— EXERCISE OBJECTIVE —
Look through the data below and count each line where the word "JSON" appears. Reply with the count alone.

— RECORD EXTRACTS —
□ □ □

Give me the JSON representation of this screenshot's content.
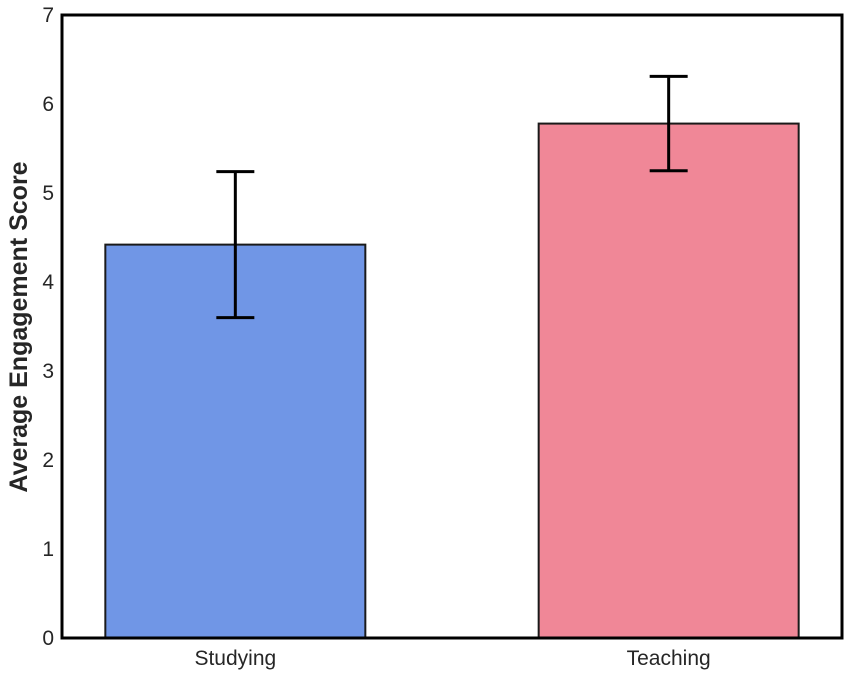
{
  "chart_data": {
    "type": "bar",
    "title": "",
    "xlabel": "",
    "ylabel": "Average Engagement Score",
    "categories": [
      "Studying",
      "Teaching"
    ],
    "values": [
      4.42,
      5.78
    ],
    "error": [
      0.82,
      0.53
    ],
    "colors": [
      "#7096e6",
      "#f08797"
    ],
    "ylim": [
      0,
      7
    ],
    "yticks": [
      "0",
      "1",
      "2",
      "3",
      "4",
      "5",
      "6",
      "7"
    ],
    "grid": false,
    "legend": "none"
  }
}
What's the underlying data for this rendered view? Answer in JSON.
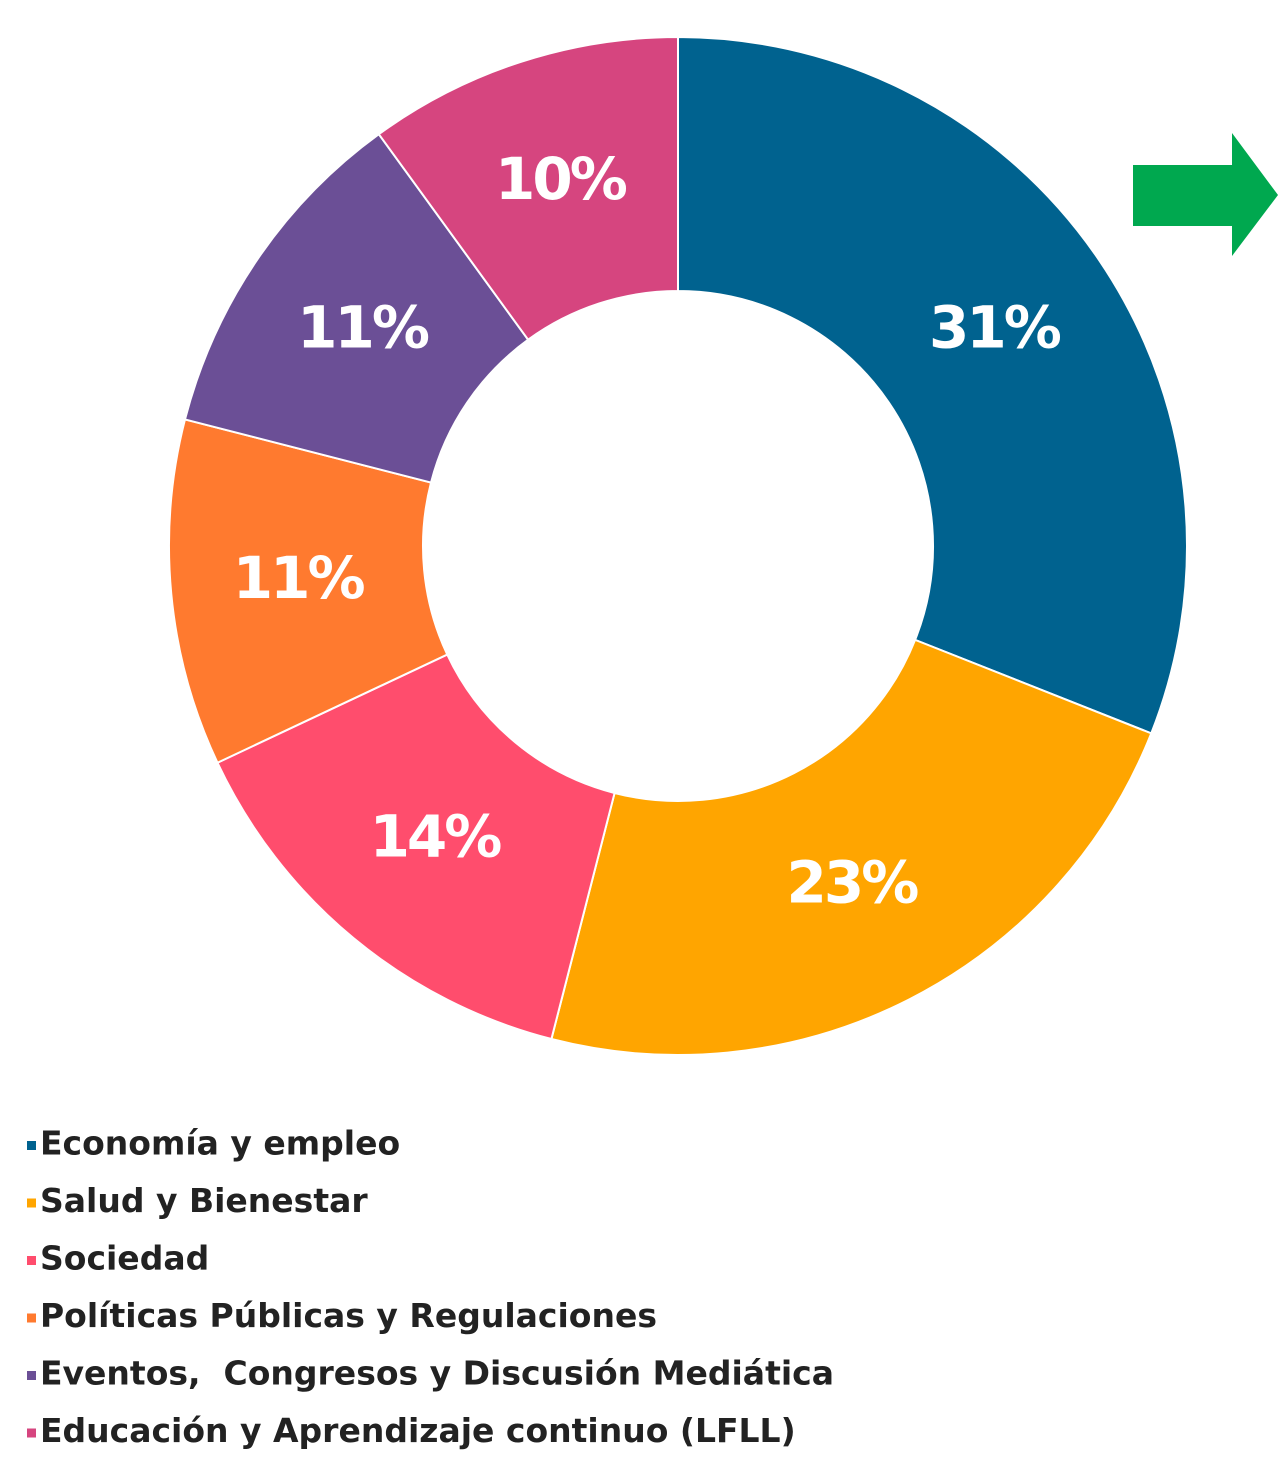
{
  "chart_data": {
    "type": "donut",
    "categories": [
      "Economía y empleo",
      "Salud y Bienestar",
      "Sociedad",
      "Políticas Públicas y Regulaciones",
      "Eventos,  Congresos y Discusión Mediática",
      "Educación y Aprendizaje continuo (LFLL)"
    ],
    "values": [
      31,
      23,
      14,
      11,
      11,
      10
    ],
    "value_labels": [
      "31%",
      "23%",
      "14%",
      "11%",
      "11%",
      "10%"
    ],
    "colors": [
      "#00628f",
      "#ffa500",
      "#ff4d6d",
      "#ff7a2f",
      "#6b4f96",
      "#d6457f"
    ]
  }
}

□ □ □

— RESULT FOR THIS TASK —
2